# start of LISTING

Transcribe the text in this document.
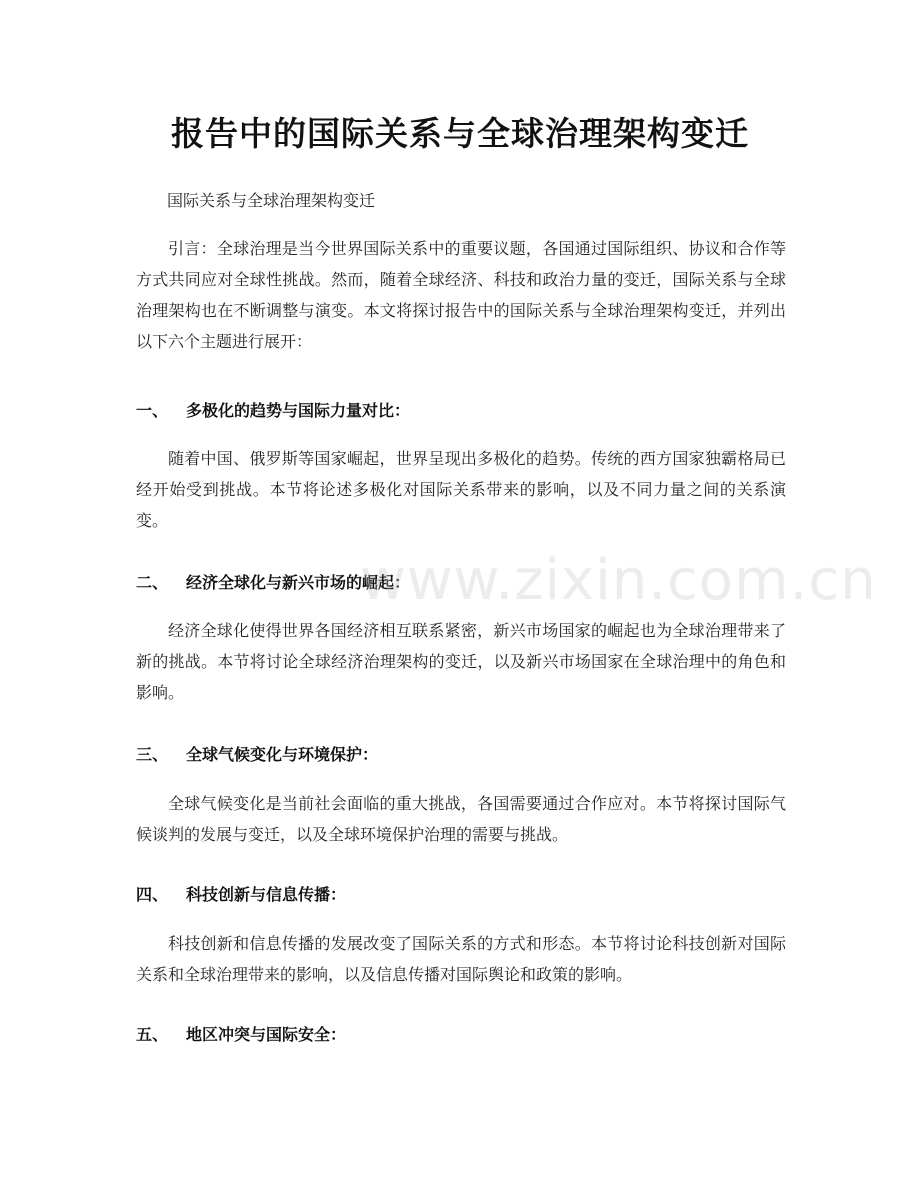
报告中的国际关系与全球治理架构变迁
国际关系与全球治理架构变迁
引言：全球治理是当今世界国际关系中的重要议题，各国通过国际组织、协议和合作等方式共同应对全球性挑战。然而，随着全球经济、科技和政治力量的变迁，国际关系与全球治理架构也在不断调整与演变。本文将探讨报告中的国际关系与全球治理架构变迁，并列出以下六个主题进行展开：
一、 多极化的趋势与国际力量对比：
随着中国、俄罗斯等国家崛起，世界呈现出多极化的趋势。传统的西方国家独霸格局已经开始受到挑战。本节将论述多极化对国际关系带来的影响，以及不同力量之间的关系演变。
二、 经济全球化与新兴市场的崛起：
经济全球化使得世界各国经济相互联系紧密，新兴市场国家的崛起也为全球治理带来了新的挑战。本节将讨论全球经济治理架构的变迁，以及新兴市场国家在全球治理中的角色和影响。
三、 全球气候变化与环境保护：
全球气候变化是当前社会面临的重大挑战，各国需要通过合作应对。本节将探讨国际气候谈判的发展与变迁，以及全球环境保护治理的需要与挑战。
四、 科技创新与信息传播：
科技创新和信息传播的发展改变了国际关系的方式和形态。本节将讨论科技创新对国际关系和全球治理带来的影响，以及信息传播对国际舆论和政策的影响。
五、 地区冲突与国际安全：
www.zixin.com.cn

# end of LISTING

[AIM]: Return each line from the material above exactly, but not the pictures.

[EXERCISE SOLUTION]:
Transcribe the text in this document.
报告中的国际关系与全球治理架构变迁
国际关系与全球治理架构变迁
引言：全球治理是当今世界国际关系中的重要议题，各国通过国际组织、协议和合作等方式共同应对全球性挑战。然而，随着全球经济、科技和政治力量的变迁，国际关系与全球治理架构也在不断调整与演变。本文将探讨报告中的国际关系与全球治理架构变迁，并列出以下六个主题进行展开：
一、 多极化的趋势与国际力量对比：
随着中国、俄罗斯等国家崛起，世界呈现出多极化的趋势。传统的西方国家独霸格局已经开始受到挑战。本节将论述多极化对国际关系带来的影响，以及不同力量之间的关系演变。
二、 经济全球化与新兴市场的崛起：
经济全球化使得世界各国经济相互联系紧密，新兴市场国家的崛起也为全球治理带来了新的挑战。本节将讨论全球经济治理架构的变迁，以及新兴市场国家在全球治理中的角色和影响。
三、 全球气候变化与环境保护：
全球气候变化是当前社会面临的重大挑战，各国需要通过合作应对。本节将探讨国际气候谈判的发展与变迁，以及全球环境保护治理的需要与挑战。
四、 科技创新与信息传播：
科技创新和信息传播的发展改变了国际关系的方式和形态。本节将讨论科技创新对国际关系和全球治理带来的影响，以及信息传播对国际舆论和政策的影响。
五、 地区冲突与国际安全：
www.zixin.com.cn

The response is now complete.